*** Document extract Section Begins ***

Moreover, Loyola-Sánchez et al. reported that the low-intensity US therapy was favorable for repair of injured cartilage in people with mild to moderate knee osteoarthritis7). Clinically, US exerts both thermal and mechanical effects15). The thermal effect involves increases in tissue temperature and metabolism, the tensile force of soft tissue, and nerve conduction velocity as well as vasodilation and blood flow elevation, analgesia, and wound healing stimulation16, 17). Additionally, the mechanical effect involves the stimulation of fracture healing via the micromassage effect18). However, its effect on in vivo tissue levels is still only partly known.

First, we examined the expression of HSP 70 in tibial articular cartilage after pulsed and continuous US irradiation. The function of HSP 70 acts a chaperone protein for decrease of cell injury to help the adjustment of proper protein folding combined with degenerative enzyme proteins as well as intracellular homeostasis13, 19). HSP 70 is activated spontaneously in the early period of pathological conditions. However, it is incapable of providing protection against degeneration of cartilage. Thus, application of US to increase HSP 70 expression is needed to prevent the pathological progression in articular cartilage and induce the repair mechanism20).

*** Document extract Section Ends ***

* [Exercises to complete]:
A. Answer the following from the passage on ultrasound therapy and cartilage:
(i) Which two kinds of effects does ultrasound exert clinically?
(ii) Through what effect does the mechanical action stimulate fracture healing?
(iii) In which tissue was the expression of HSP 70 examined, and after what kinds of ultrasound irradiation?
B. Recast the paragraph of the passage on ultrasound therapy and cartilage that begins "Moreover, Loyola-Sánchez et al." as a bulleted list that keeps its main facts.
C. Supply the next paragraph of the passage on ultrasound therapy and cartilage, picking up after its final sentence.

*** Source material Section Begins ***

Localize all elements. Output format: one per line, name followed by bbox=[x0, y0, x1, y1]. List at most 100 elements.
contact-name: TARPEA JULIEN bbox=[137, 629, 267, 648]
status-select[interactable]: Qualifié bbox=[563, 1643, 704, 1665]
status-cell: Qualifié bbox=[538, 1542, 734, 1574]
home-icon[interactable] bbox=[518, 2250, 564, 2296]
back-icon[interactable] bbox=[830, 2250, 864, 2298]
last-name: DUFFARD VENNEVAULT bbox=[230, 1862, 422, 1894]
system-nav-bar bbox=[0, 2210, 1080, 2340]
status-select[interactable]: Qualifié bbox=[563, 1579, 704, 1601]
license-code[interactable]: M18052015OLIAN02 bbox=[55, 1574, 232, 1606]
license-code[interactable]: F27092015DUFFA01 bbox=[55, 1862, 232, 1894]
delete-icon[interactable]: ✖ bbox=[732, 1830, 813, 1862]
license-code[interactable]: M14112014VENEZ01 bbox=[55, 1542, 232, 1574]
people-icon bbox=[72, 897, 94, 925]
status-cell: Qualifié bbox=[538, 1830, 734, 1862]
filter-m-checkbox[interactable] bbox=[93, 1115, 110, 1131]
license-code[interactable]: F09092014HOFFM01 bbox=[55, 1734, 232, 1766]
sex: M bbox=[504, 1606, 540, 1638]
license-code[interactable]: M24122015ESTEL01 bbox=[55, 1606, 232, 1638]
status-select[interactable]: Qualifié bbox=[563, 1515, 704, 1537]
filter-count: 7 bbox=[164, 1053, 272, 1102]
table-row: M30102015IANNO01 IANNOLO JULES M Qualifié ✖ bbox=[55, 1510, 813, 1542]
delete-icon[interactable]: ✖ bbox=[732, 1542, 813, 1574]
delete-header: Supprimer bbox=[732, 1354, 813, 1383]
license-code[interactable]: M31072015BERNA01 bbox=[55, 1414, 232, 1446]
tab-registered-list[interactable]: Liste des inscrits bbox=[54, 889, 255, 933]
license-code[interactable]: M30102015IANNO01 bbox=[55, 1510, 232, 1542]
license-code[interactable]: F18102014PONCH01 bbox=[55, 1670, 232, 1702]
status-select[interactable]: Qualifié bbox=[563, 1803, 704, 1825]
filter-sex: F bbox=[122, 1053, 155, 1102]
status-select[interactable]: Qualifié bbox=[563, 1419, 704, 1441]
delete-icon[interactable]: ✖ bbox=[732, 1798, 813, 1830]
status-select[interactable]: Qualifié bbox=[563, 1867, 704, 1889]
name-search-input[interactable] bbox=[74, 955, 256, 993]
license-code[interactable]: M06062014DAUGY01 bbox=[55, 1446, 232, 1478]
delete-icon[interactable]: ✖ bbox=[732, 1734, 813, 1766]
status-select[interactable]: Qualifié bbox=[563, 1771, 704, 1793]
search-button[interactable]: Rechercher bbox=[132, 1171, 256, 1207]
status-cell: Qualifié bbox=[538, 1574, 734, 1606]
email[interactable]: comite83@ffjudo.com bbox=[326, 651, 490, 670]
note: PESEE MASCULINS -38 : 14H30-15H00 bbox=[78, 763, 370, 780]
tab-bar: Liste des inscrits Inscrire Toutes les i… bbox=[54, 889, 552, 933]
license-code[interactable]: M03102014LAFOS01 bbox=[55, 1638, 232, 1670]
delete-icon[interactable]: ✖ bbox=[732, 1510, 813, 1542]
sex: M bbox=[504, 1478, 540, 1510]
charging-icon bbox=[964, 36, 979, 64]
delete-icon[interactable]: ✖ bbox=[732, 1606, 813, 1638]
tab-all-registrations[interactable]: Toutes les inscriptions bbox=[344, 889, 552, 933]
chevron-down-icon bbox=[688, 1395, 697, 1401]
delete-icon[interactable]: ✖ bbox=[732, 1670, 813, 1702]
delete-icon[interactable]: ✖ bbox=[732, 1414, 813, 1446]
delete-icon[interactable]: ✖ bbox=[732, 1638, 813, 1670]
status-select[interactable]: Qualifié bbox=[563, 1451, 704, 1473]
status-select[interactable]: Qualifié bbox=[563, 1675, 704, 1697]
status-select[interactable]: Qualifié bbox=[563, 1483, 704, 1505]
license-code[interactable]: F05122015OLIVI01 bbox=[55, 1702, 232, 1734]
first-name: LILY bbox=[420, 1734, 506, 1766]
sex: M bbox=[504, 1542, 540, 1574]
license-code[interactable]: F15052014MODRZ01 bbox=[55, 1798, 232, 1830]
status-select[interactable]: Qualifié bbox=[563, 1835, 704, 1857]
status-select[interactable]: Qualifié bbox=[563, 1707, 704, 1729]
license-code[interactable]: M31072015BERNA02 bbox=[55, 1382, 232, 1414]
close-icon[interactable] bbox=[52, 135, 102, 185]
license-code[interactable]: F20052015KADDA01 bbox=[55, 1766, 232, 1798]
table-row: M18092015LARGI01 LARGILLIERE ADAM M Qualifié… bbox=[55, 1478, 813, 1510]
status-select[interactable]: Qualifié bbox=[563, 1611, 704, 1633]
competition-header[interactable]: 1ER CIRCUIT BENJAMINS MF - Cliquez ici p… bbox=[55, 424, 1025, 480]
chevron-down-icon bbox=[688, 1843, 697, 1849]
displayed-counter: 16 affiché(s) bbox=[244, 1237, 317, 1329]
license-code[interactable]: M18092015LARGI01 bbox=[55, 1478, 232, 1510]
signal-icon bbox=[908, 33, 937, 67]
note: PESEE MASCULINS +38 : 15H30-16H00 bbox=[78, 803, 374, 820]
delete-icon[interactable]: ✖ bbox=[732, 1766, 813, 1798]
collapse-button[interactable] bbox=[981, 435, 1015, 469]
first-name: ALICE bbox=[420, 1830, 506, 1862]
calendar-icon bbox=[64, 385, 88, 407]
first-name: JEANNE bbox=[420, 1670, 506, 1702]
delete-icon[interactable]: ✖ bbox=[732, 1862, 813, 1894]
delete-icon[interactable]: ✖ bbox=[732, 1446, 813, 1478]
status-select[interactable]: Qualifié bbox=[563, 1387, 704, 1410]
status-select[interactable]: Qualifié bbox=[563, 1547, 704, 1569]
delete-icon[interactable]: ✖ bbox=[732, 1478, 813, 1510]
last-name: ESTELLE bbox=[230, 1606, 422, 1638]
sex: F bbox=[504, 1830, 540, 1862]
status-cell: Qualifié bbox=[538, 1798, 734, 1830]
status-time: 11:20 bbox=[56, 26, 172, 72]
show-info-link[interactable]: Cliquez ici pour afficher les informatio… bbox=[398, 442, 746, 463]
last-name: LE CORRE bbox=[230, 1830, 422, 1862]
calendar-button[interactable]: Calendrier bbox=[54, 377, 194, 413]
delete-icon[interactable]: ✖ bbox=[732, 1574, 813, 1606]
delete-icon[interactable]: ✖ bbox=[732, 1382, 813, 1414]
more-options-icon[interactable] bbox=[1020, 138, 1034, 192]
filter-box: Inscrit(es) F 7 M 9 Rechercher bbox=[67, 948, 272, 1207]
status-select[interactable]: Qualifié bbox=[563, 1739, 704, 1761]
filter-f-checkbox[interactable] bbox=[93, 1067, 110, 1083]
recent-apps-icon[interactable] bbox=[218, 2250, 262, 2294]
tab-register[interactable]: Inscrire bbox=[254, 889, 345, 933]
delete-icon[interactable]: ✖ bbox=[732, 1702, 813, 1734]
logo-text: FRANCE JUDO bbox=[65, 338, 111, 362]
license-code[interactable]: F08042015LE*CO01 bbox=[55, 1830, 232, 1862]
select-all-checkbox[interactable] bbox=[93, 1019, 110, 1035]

*** Source material Section Ends ***

* [Responses to the exercise]:
A.
(i) Thermal and mechanical effects.
(ii) The micromassage effect.
(iii) Tibial articular cartilage, after pulsed and continuous ultrasound irradiation.

B.
- Loyola-Sánchez et al. reported that low-intensity ultrasound therapy was favorable for repairing injured cartilage in people with mild to moderate knee osteoarthritis.
- Clinically, ultrasound exerts both thermal and mechanical effects.
- The thermal effect involves:
  - increases in tissue temperature and metabolism, the tensile force of soft tissue, and nerve conduction velocity
  - vasodilation and elevated blood flow
  - analgesia
  - stimulation of wound healing
- The mechanical effect stimulates fracture healing via the micromassage effect.
- Ultrasound's effect at in vivo tissue levels is still only partly known.

C.
According to our results, expression of HSP 70 was noted in the superficial and intermediate layers in the pulsed US irradiation group. In the continuous US irradiation group, HSP 70 expression was observed in all three layers. HSP 70 expression in the pulsed US group showed a more significant increase in the superficial layer, whereas in the continuous group, HSP 70 expression was found to show a greater increase in the intermediate layer. It was demonstrated that the pulsed and continuous US modes induced enhanced endochondral ossification in vitro21). El-Bialy et al. demonstrated that continuous US irradiation increased bone healing in early stages, whereas pulsed US irradiation increased bone healing in later stages22). These facts suggest that pulsed and continuous US could increase the expression of HSP 70 by mechanical and thermal effects, respectively. However, there have been a few reports regarding the effects of US according to pulsation; this issue may require more study.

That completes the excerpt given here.